Work to complete: Set down, word for word, the part of the shale oil text that begins at the words "Faults are developed" and ends after the words "faults (Fig. 10).".

Source text:
# # # #

Fig. 8. Thickness variation of the bottom of Wutonggou Formation to the top of the upper sweet spot, and faults distribution at the bottom of Wutonggou Formation in Jimusar Sag.
In addition, as shown in the total-hydrocarbon gas chromatogram of crude oil, the crude oil produced from the Wutonggou Formation has a significantly larger content of light components than that from the Lucaogou Formation in Well J171 (Fig. 9a, 9b). The mean values of (∑C13-/∑C14+) in the upper sweet sport of the Lucaogou Formation in the J37 and J305 well areas are 0.69 and 0.76, also significantly higher than 0.36, calculated for Well J174, indicating that there are more mobile hydrocarbons retained in the “sweet spot” in the areas with favorable preservation conditions.
Fig. 9. Differences in crude oil composition in different areas/formations, Jimusar Sag.

2.2. Second Member of Paleogene Kongdian Formation in Cangdong Sag (Ek2)

The shale oil-rich segment in the 2nd Member of Kongdian Formation, Cangdong Sag, is mainly formed in the semi-deep to deep lake facies. The target layer, at a depth of 2 900-4 500 m, is divided into four types of lithofacies, i.e., laminated felsic shale, laminated mixed shale, thin-bedded limy-dolomitic shale and thick-bedded limy-dolomitic shale. The organic matters are dominated by types I and II1, and the TOC values mainly range from 2% to 6%, with an average value of 4.87%.
Faults are developed in the Cangdong Sag, and were primarily formed during the deposition period of the upper Kong 1 Member to the Shahejie Formation. It has been confirmed by multiple trial-production wells that under similar closure conditions of cap rock, fault activity significantly reduces the mobile hydrocarbons in shale oil, leading to decreased single-well production and EUR. For example, in the No. 1 pilot production platform in the Guandong area of Cangdong Sag, horizontal wells were drilled to its east and west sides, and the target layers have similar buried depths, with Ro of about 1.0%. The horizontal wells on the east side drilled two large groups of normal faults, while those on the west side drilled smaller faults (Fig. 10).
Fig. 10. Location map of horizontal wells in No.1 Platform, Guandong area of Cangdong Sag.
The drilling data reveal that the formation pressure in the east is generally normal, while in the west, it is higher, with pressure coefficients ranging from 1.2 to 1.5. From the wells in the east, the average daily oil production during the main producing stage is 5-18 m3, and the cumulative production per kilometer of horizontal section achieves approximately 4 000 t in the first two years. The EUR is (0.7-1.5)×104 t, with an average of 1.1×104 t. Additionally, the crude oil density in this area is relatively high, primarily ranging from 0.87 to 0.89 g/cm3, and the ratio of ∑C13-/∑C14+ ranges between 0.48 and 0.58. From the wells in the west, the average daily oil production during the main producing stage is 10-30 m3, and the cumulative production per kilometer of horizontal section is higher than 6 000 t in the first two years. The EUR is (0.8-2.5)×104 t, with an average of 1.7×104 t. Additionally, the crude oil density in this area is relatively low, primarily ranging from 0.62 g/cm3 to 0.68 g/cm3 (Fig. 11). These findings indicate that on the eastern side of the No. 1 platform, where develop larger faults, greater loss of light hydrocarbons and a reduction in mobile hydrocarbons directly result in lower single-well production and EUR of shale oil. While the shale oil from the wells on the western side shows better fluidity due to fewer and smaller faults drilled, leading to relatively higher single-well production and EUR.

# # # #

Dataset section:
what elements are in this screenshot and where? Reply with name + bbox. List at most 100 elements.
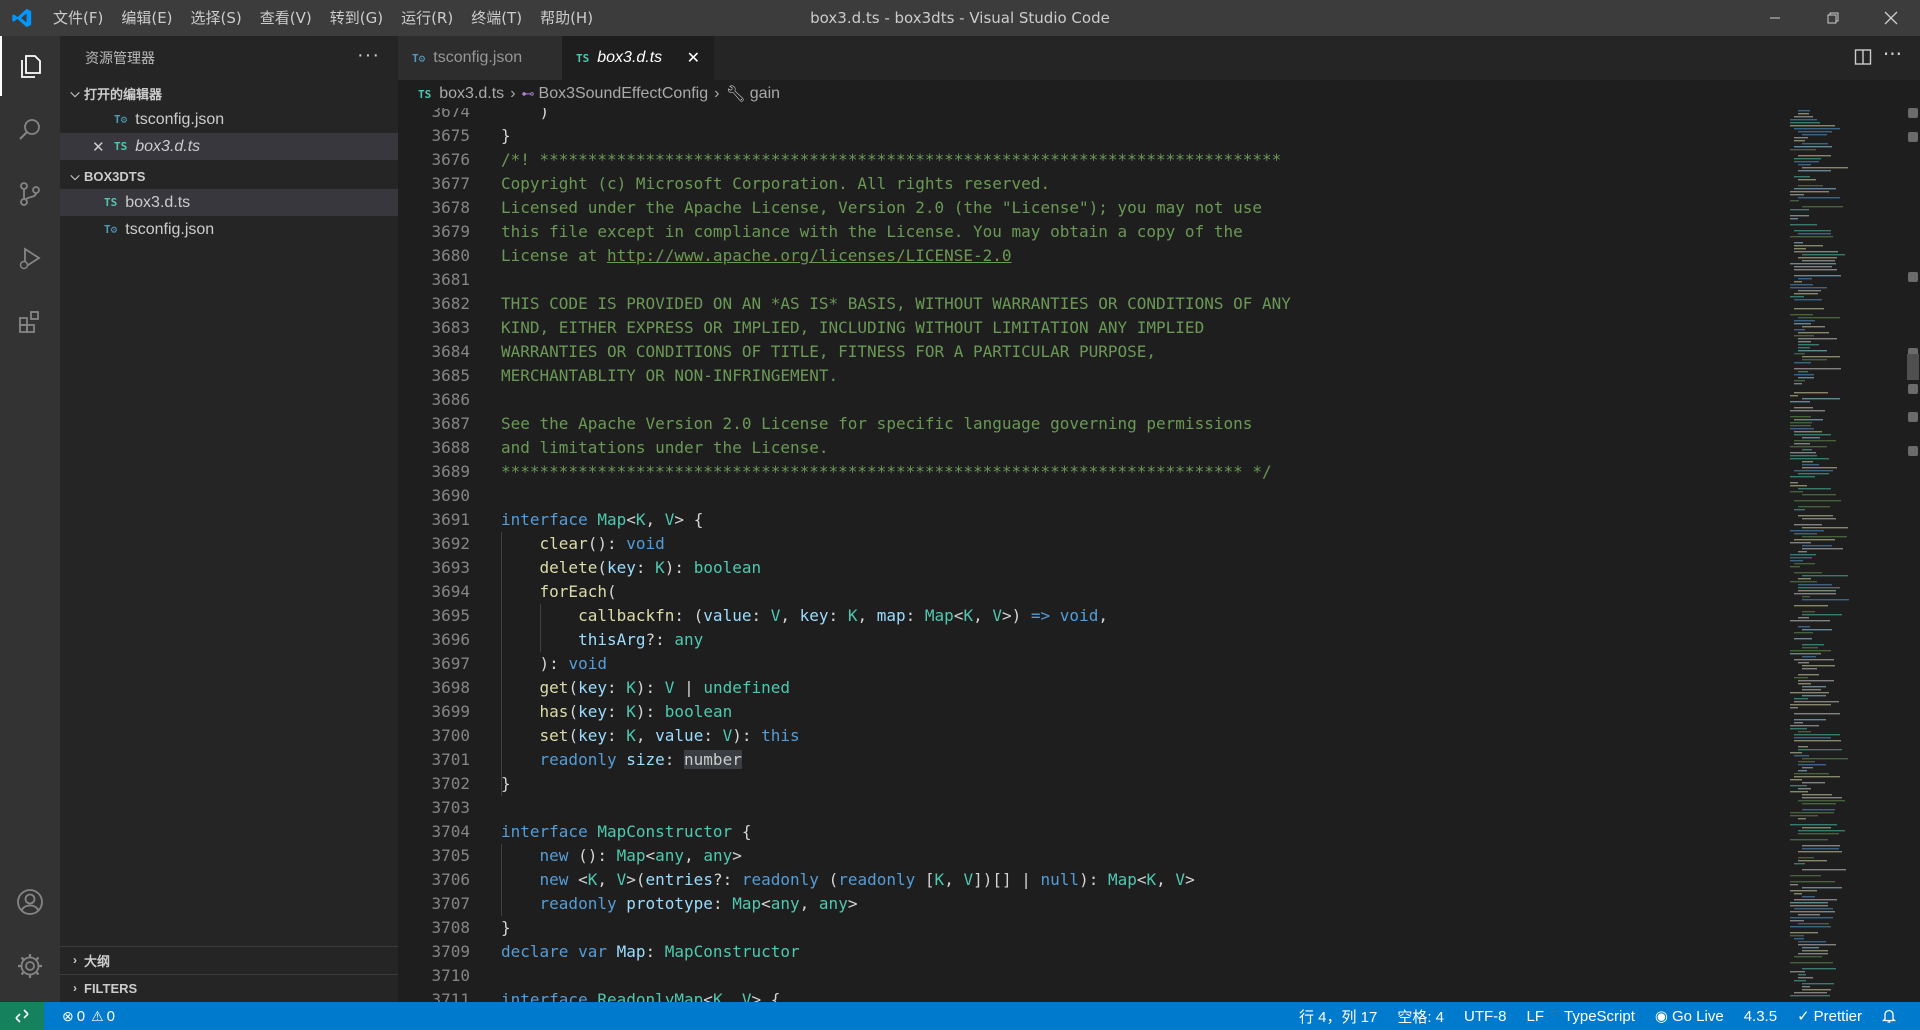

# # # #

Result of this exercise:
Faults are developed in the Cangdong Sag, and were primarily formed during the deposition period of the upper Kong 1 Member to the Shahejie Formation. It has been confirmed by multiple trial-production wells that under similar closure conditions of cap rock, fault activity significantly reduces the mobile hydrocarbons in shale oil, leading to decreased single-well production and EUR. For example, in the No. 1 pilot production platform in the Guandong area of Cangdong Sag, horizontal wells were drilled to its east and west sides, and the target layers have similar buried depths, with Ro of about 1.0%. The horizontal wells on the east side drilled two large groups of normal faults, while those on the west side drilled smaller faults (Fig. 10).